Dataset excerpts:
┌──

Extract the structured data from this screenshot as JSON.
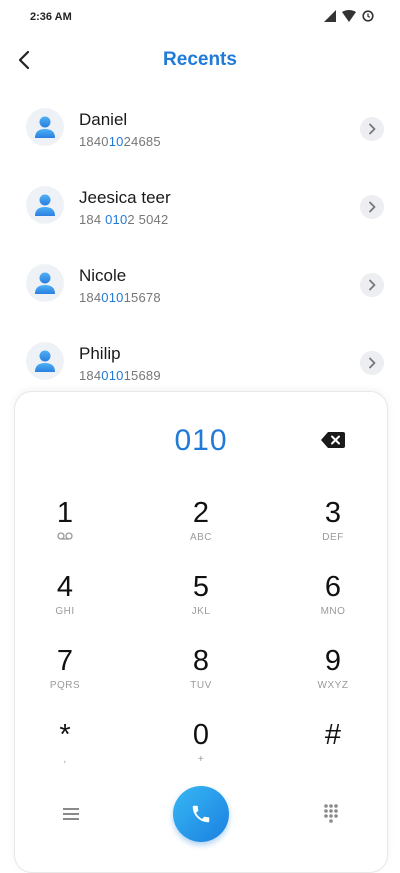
{
  "status_bar": {
    "time": "2:36 AM",
    "icons": [
      "signal-icon",
      "wifi-icon",
      "alarm-icon"
    ]
  },
  "header": {
    "title": "Recents"
  },
  "recents": [
    {
      "name": "Daniel",
      "number_parts": [
        "1840",
        "10",
        "24685"
      ]
    },
    {
      "name": "Jeesica teer",
      "number_parts": [
        "184 ",
        "010",
        "2 5042"
      ]
    },
    {
      "name": "Nicole",
      "number_parts": [
        "184",
        "010",
        "15678"
      ]
    },
    {
      "name": "Philip",
      "number_parts": [
        "184",
        "010",
        "15689"
      ]
    }
  ],
  "dialpad": {
    "display": "010",
    "keys": [
      {
        "digit": "1",
        "letters": ""
      },
      {
        "digit": "2",
        "letters": "ABC"
      },
      {
        "digit": "3",
        "letters": "DEF"
      },
      {
        "digit": "4",
        "letters": "GHI"
      },
      {
        "digit": "5",
        "letters": "JKL"
      },
      {
        "digit": "6",
        "letters": "MNO"
      },
      {
        "digit": "7",
        "letters": "PQRS"
      },
      {
        "digit": "8",
        "letters": "TUV"
      },
      {
        "digit": "9",
        "letters": "WXYZ"
      },
      {
        "digit": "*",
        "letters": ","
      },
      {
        "digit": "0",
        "letters": "+"
      },
      {
        "digit": "#",
        "letters": ""
      }
    ]
  },
  "colors": {
    "accent": "#1f7ad8",
    "call_gradient_start": "#37b8f4",
    "call_gradient_end": "#1b7fe0"
  }
}
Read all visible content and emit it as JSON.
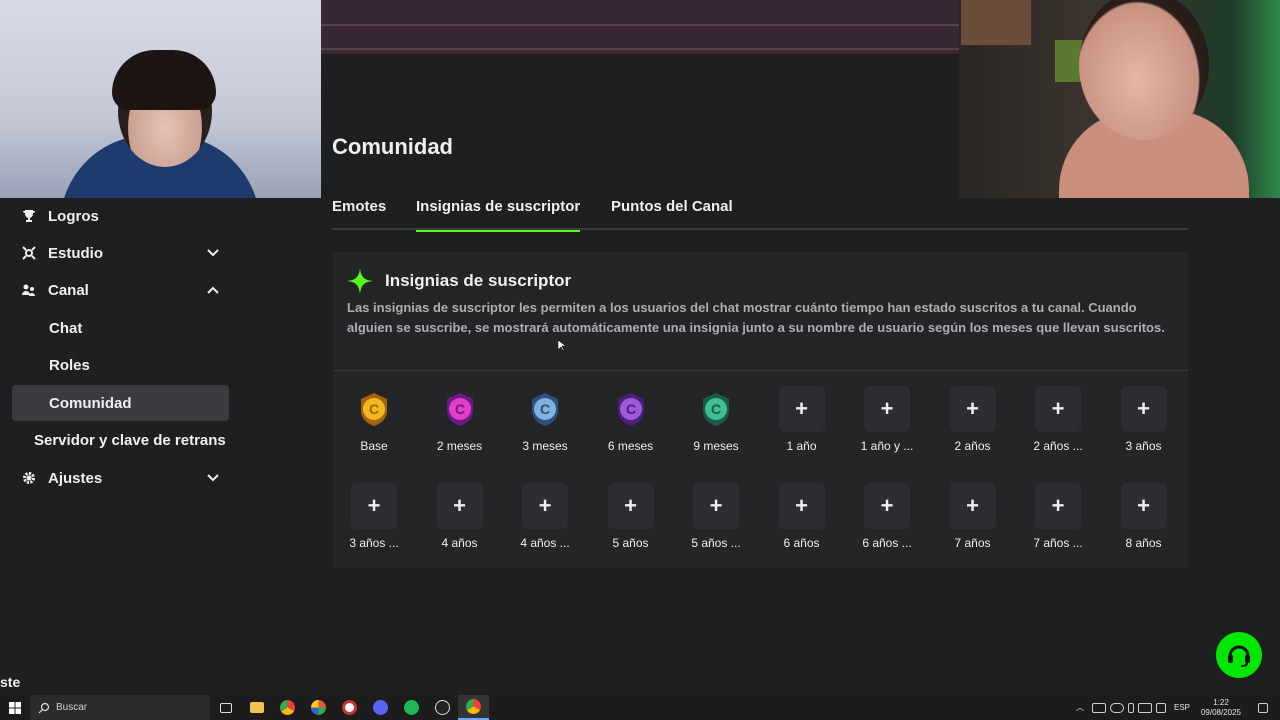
{
  "sidebar": {
    "items": [
      {
        "label": "Logros",
        "icon": "trophy-icon"
      },
      {
        "label": "Estudio",
        "icon": "studio-icon"
      },
      {
        "label": "Canal",
        "icon": "users-icon"
      },
      {
        "label": "Chat"
      },
      {
        "label": "Roles"
      },
      {
        "label": "Comunidad"
      },
      {
        "label": "Servidor y clave de retrans"
      },
      {
        "label": "Ajustes",
        "icon": "gear-icon"
      }
    ]
  },
  "main": {
    "title": "Comunidad",
    "tabs": [
      {
        "label": "Emotes"
      },
      {
        "label": "Insignias de suscriptor"
      },
      {
        "label": "Puntos del Canal"
      }
    ],
    "card": {
      "title": "Insignias de suscriptor",
      "description": "Las insignias de suscriptor les permiten a los usuarios del chat mostrar cuánto tiempo han estado suscritos a tu canal. Cuando alguien se suscribe, se mostrará automáticamente una insignia junto a su nombre de usuario según los meses que llevan suscritos."
    },
    "badges": [
      {
        "label": "Base",
        "icon": "gold-c-badge-icon"
      },
      {
        "label": "2 meses",
        "icon": "pink-c-badge-icon"
      },
      {
        "label": "3 meses",
        "icon": "blue-c-badge-icon"
      },
      {
        "label": "6 meses",
        "icon": "purple-c-badge-icon"
      },
      {
        "label": "9 meses",
        "icon": "green-c-badge-icon"
      },
      {
        "label": "1 año"
      },
      {
        "label": "1 año y ..."
      },
      {
        "label": "2 años"
      },
      {
        "label": "2 años ..."
      },
      {
        "label": "3 años"
      },
      {
        "label": "3 años ..."
      },
      {
        "label": "4 años"
      },
      {
        "label": "4 años ..."
      },
      {
        "label": "5 años"
      },
      {
        "label": "5 años ..."
      },
      {
        "label": "6 años"
      },
      {
        "label": "6 años ..."
      },
      {
        "label": "7 años"
      },
      {
        "label": "7 años ..."
      },
      {
        "label": "8 años"
      }
    ],
    "plus_symbol": "+"
  },
  "overlay": {
    "text": "ste"
  },
  "taskbar": {
    "search_placeholder": "Buscar",
    "lang": "ESP",
    "time": "1:22",
    "date": "09/08/2025"
  },
  "colors": {
    "accent": "#53fc18",
    "support": "#00e701"
  }
}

└──

- Directions:
Repeat the data exactly, excluding the pictures.

- The response:
Extract the structured data from this screenshot as JSON.
{
  "status_bar": {
    "time": "2:36 AM",
    "icons": [
      "signal-icon",
      "wifi-icon",
      "alarm-icon"
    ]
  },
  "header": {
    "title": "Recents"
  },
  "recents": [
    {
      "name": "Daniel",
      "number_parts": [
        "1840",
        "10",
        "24685"
      ]
    },
    {
      "name": "Jeesica teer",
      "number_parts": [
        "184 ",
        "010",
        "2 5042"
      ]
    },
    {
      "name": "Nicole",
      "number_parts": [
        "184",
        "010",
        "15678"
      ]
    },
    {
      "name": "Philip",
      "number_parts": [
        "184",
        "010",
        "15689"
      ]
    }
  ],
  "dialpad": {
    "display": "010",
    "keys": [
      {
        "digit": "1",
        "letters": ""
      },
      {
        "digit": "2",
        "letters": "ABC"
      },
      {
        "digit": "3",
        "letters": "DEF"
      },
      {
        "digit": "4",
        "letters": "GHI"
      },
      {
        "digit": "5",
        "letters": "JKL"
      },
      {
        "digit": "6",
        "letters": "MNO"
      },
      {
        "digit": "7",
        "letters": "PQRS"
      },
      {
        "digit": "8",
        "letters": "TUV"
      },
      {
        "digit": "9",
        "letters": "WXYZ"
      },
      {
        "digit": "*",
        "letters": ","
      },
      {
        "digit": "0",
        "letters": "+"
      },
      {
        "digit": "#",
        "letters": ""
      }
    ]
  },
  "colors": {
    "accent": "#1f7ad8",
    "call_gradient_start": "#37b8f4",
    "call_gradient_end": "#1b7fe0"
  }
}
Read all visible content and emit it as JSON.
{
  "sidebar": {
    "items": [
      {
        "label": "Logros",
        "icon": "trophy-icon"
      },
      {
        "label": "Estudio",
        "icon": "studio-icon"
      },
      {
        "label": "Canal",
        "icon": "users-icon"
      },
      {
        "label": "Chat"
      },
      {
        "label": "Roles"
      },
      {
        "label": "Comunidad"
      },
      {
        "label": "Servidor y clave de retrans"
      },
      {
        "label": "Ajustes",
        "icon": "gear-icon"
      }
    ]
  },
  "main": {
    "title": "Comunidad",
    "tabs": [
      {
        "label": "Emotes"
      },
      {
        "label": "Insignias de suscriptor"
      },
      {
        "label": "Puntos del Canal"
      }
    ],
    "card": {
      "title": "Insignias de suscriptor",
      "description": "Las insignias de suscriptor les permiten a los usuarios del chat mostrar cuánto tiempo han estado suscritos a tu canal. Cuando alguien se suscribe, se mostrará automáticamente una insignia junto a su nombre de usuario según los meses que llevan suscritos."
    },
    "badges": [
      {
        "label": "Base",
        "icon": "gold-c-badge-icon"
      },
      {
        "label": "2 meses",
        "icon": "pink-c-badge-icon"
      },
      {
        "label": "3 meses",
        "icon": "blue-c-badge-icon"
      },
      {
        "label": "6 meses",
        "icon": "purple-c-badge-icon"
      },
      {
        "label": "9 meses",
        "icon": "green-c-badge-icon"
      },
      {
        "label": "1 año"
      },
      {
        "label": "1 año y ..."
      },
      {
        "label": "2 años"
      },
      {
        "label": "2 años ..."
      },
      {
        "label": "3 años"
      },
      {
        "label": "3 años ..."
      },
      {
        "label": "4 años"
      },
      {
        "label": "4 años ..."
      },
      {
        "label": "5 años"
      },
      {
        "label": "5 años ..."
      },
      {
        "label": "6 años"
      },
      {
        "label": "6 años ..."
      },
      {
        "label": "7 años"
      },
      {
        "label": "7 años ..."
      },
      {
        "label": "8 años"
      }
    ],
    "plus_symbol": "+"
  },
  "overlay": {
    "text": "ste"
  },
  "taskbar": {
    "search_placeholder": "Buscar",
    "lang": "ESP",
    "time": "1:22",
    "date": "09/08/2025"
  },
  "colors": {
    "accent": "#53fc18",
    "support": "#00e701"
  }
}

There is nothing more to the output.